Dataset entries
═══
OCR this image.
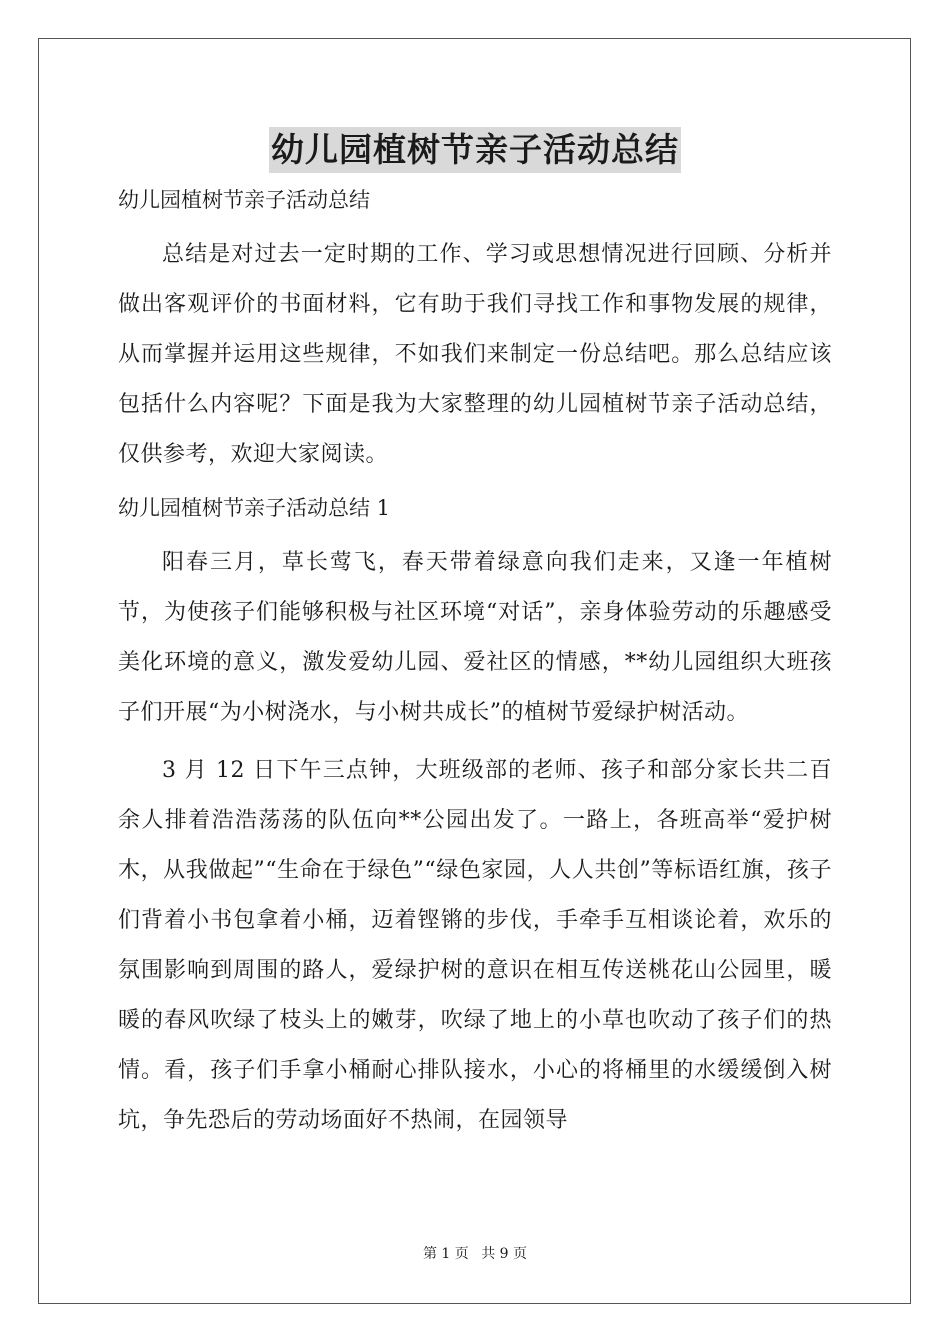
幼儿园植树节亲子活动总结

幼儿园植树节亲子活动总结

总结是对过去一定时期的工作、学习或思想情况进行回顾、分析并做出客观评价的书面材料，它有助于我们寻找工作和事物发展的规律，从而掌握并运用这些规律，不如我们来制定一份总结吧。那么总结应该包括什么内容呢？下面是我为大家整理的幼儿园植树节亲子活动总结，仅供参考，欢迎大家阅读。

幼儿园植树节亲子活动总结 1

阳春三月，草长莺飞，春天带着绿意向我们走来，又逢一年植树节，为使孩子们能够积极与社区环境“对话”，亲身体验劳动的乐趣感受美化环境的意义，激发爱幼儿园、爱社区的情感，**幼儿园组织大班孩子们开展“为小树浇水，与小树共成长”的植树节爱绿护树活动。

3 月 12 日下午三点钟，大班级部的老师、孩子和部分家长共二百余人排着浩浩荡荡的队伍向**公园出发了。一路上，各班高举“爱护树木，从我做起”“生命在于绿色”“绿色家园，人人共创”等标语红旗，孩子们背着小书包拿着小桶，迈着铿锵的步伐，手牵手互相谈论着，欢乐的氛围影响到周围的路人，爱绿护树的意识在相互传送桃花山公园里，暖暖的春风吹绿了枝头上的嫩芽，吹绿了地上的小草也吹动了孩子们的热情。看，孩子们手拿小桶耐心排队接水，小心的将桶里的水缓缓倒入树坑，争先恐后的劳动场面好不热闹，在园领导

第 1 页 共 9 页
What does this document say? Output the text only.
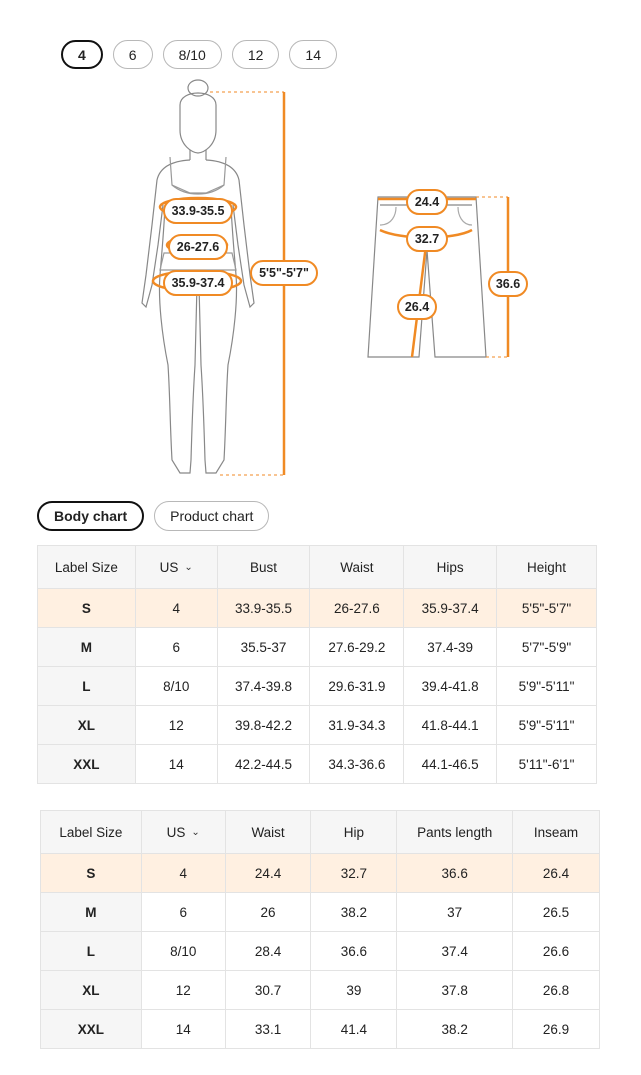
4	6	8/10	12	14
33.9-35.5
26-27.6
35.9-37.4
5'5"-5'7"
24.4
32.7
26.4
36.6
Body chart	Product chart
Label Size	US ⌄	Bust	Waist	Hips	Height
S	4	33.9-35.5	26-27.6	35.9-37.4	5'5"-5'7"
M	6	35.5-37	27.6-29.2	37.4-39	5'7"-5'9"
L	8/10	37.4-39.8	29.6-31.9	39.4-41.8	5'9"-5'11"
XL	12	39.8-42.2	31.9-34.3	41.8-44.1	5'9"-5'11"
XXL	14	42.2-44.5	34.3-36.6	44.1-46.5	5'11"-6'1"
Label Size	US ⌄	Waist	Hip	Pants length	Inseam
S	4	24.4	32.7	36.6	26.4
M	6	26	38.2	37	26.5
L	8/10	28.4	36.6	37.4	26.6
XL	12	30.7	39	37.8	26.8
XXL	14	33.1	41.4	38.2	26.9
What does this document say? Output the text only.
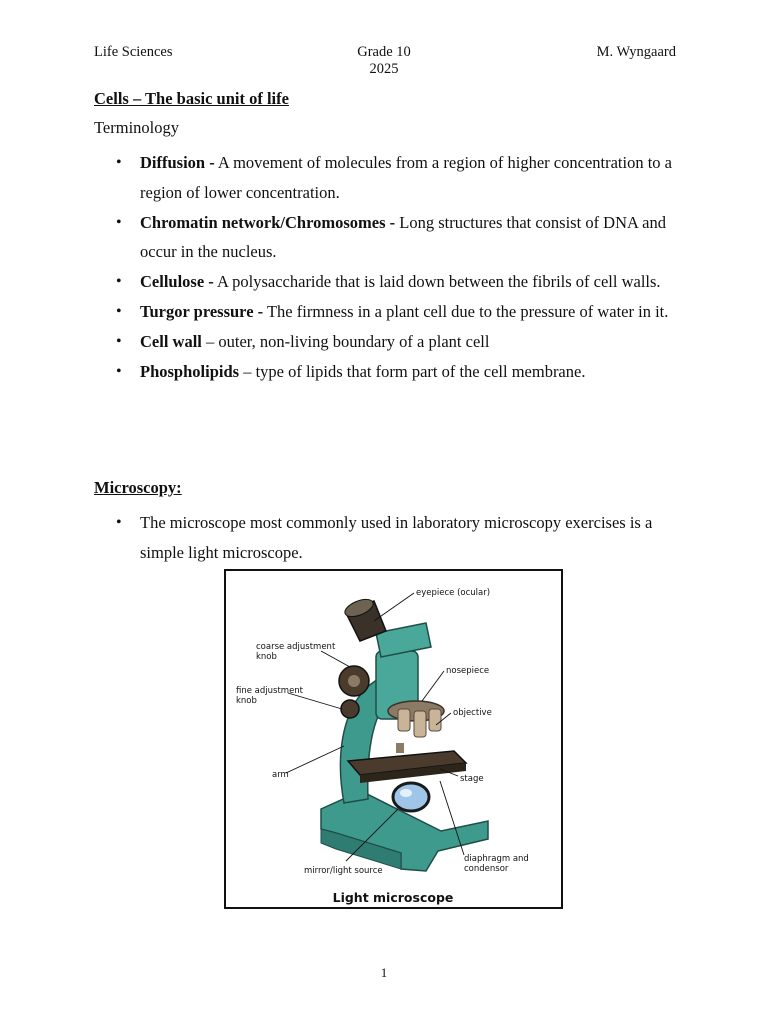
Life Sciences	Grade 10
2025
M. Wyngaard
Cells – The basic unit of life
Terminology
• Diffusion - A movement of molecules from a region of higher concentration to a region of lower concentration.
• Chromatin network/Chromosomes - Long structures that consist of DNA and occur in the nucleus.
• Cellulose - A polysaccharide that is laid down between the fibrils of cell walls.
• Turgor pressure - The firmness in a plant cell due to the pressure of water in it.
• Cell wall – outer, non-living boundary of a plant cell
• Phospholipids – type of lipids that form part of the cell membrane.
Microscopy:
• The microscope most commonly used in laboratory microscopy exercises is a simple light microscope.
eyepiece (ocular)
coarse adjustment
knob
nosepiece
fine adjustment
knob
objective
arm	stage
diaphragm and
condensor
mirror/light source
Light microscope
1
═══
→ AIM
Repeat the lines above exactly, and keep every picture out.

→ SOLUTION TO THIS EXERCISE
OCR this image.
幼儿园植树节亲子活动总结

幼儿园植树节亲子活动总结

总结是对过去一定时期的工作、学习或思想情况进行回顾、分析并做出客观评价的书面材料，它有助于我们寻找工作和事物发展的规律，从而掌握并运用这些规律，不如我们来制定一份总结吧。那么总结应该包括什么内容呢？下面是我为大家整理的幼儿园植树节亲子活动总结，仅供参考，欢迎大家阅读。

幼儿园植树节亲子活动总结 1

阳春三月，草长莺飞，春天带着绿意向我们走来，又逢一年植树节，为使孩子们能够积极与社区环境“对话”，亲身体验劳动的乐趣感受美化环境的意义，激发爱幼儿园、爱社区的情感，**幼儿园组织大班孩子们开展“为小树浇水，与小树共成长”的植树节爱绿护树活动。

3 月 12 日下午三点钟，大班级部的老师、孩子和部分家长共二百余人排着浩浩荡荡的队伍向**公园出发了。一路上，各班高举“爱护树木，从我做起”“生命在于绿色”“绿色家园，人人共创”等标语红旗，孩子们背着小书包拿着小桶，迈着铿锵的步伐，手牵手互相谈论着，欢乐的氛围影响到周围的路人，爱绿护树的意识在相互传送桃花山公园里，暖暖的春风吹绿了枝头上的嫩芽，吹绿了地上的小草也吹动了孩子们的热情。看，孩子们手拿小桶耐心排队接水，小心的将桶里的水缓缓倒入树坑，争先恐后的劳动场面好不热闹，在园领导

第 1 页 共 9 页
What does this document say? Output the text only.
4	6	8/10	12	14
33.9-35.5
26-27.6
35.9-37.4
5'5"-5'7"
24.4
32.7
26.4
36.6
Body chart	Product chart
Label Size	US ⌄	Bust	Waist	Hips	Height
S	4	33.9-35.5	26-27.6	35.9-37.4	5'5"-5'7"
M	6	35.5-37	27.6-29.2	37.4-39	5'7"-5'9"
L	8/10	37.4-39.8	29.6-31.9	39.4-41.8	5'9"-5'11"
XL	12	39.8-42.2	31.9-34.3	41.8-44.1	5'9"-5'11"
XXL	14	42.2-44.5	34.3-36.6	44.1-46.5	5'11"-6'1"
Label Size	US ⌄	Waist	Hip	Pants length	Inseam
S	4	24.4	32.7	36.6	26.4
M	6	26	38.2	37	26.5
L	8/10	28.4	36.6	37.4	26.6
XL	12	30.7	39	37.8	26.8
XXL	14	33.1	41.4	38.2	26.9
What does this document say? Output the text only.
Life Sciences	Grade 10
2025
M. Wyngaard
Cells – The basic unit of life
Terminology
• Diffusion - A movement of molecules from a region of higher concentration to a region of lower concentration.
• Chromatin network/Chromosomes - Long structures that consist of DNA and occur in the nucleus.
• Cellulose - A polysaccharide that is laid down between the fibrils of cell walls.
• Turgor pressure - The firmness in a plant cell due to the pressure of water in it.
• Cell wall – outer, non-living boundary of a plant cell
• Phospholipids – type of lipids that form part of the cell membrane.
Microscopy:
• The microscope most commonly used in laboratory microscopy exercises is a simple light microscope.
eyepiece (ocular)
coarse adjustment
knob
nosepiece
fine adjustment
knob
objective
arm	stage
diaphragm and
condensor
mirror/light source
Light microscope
1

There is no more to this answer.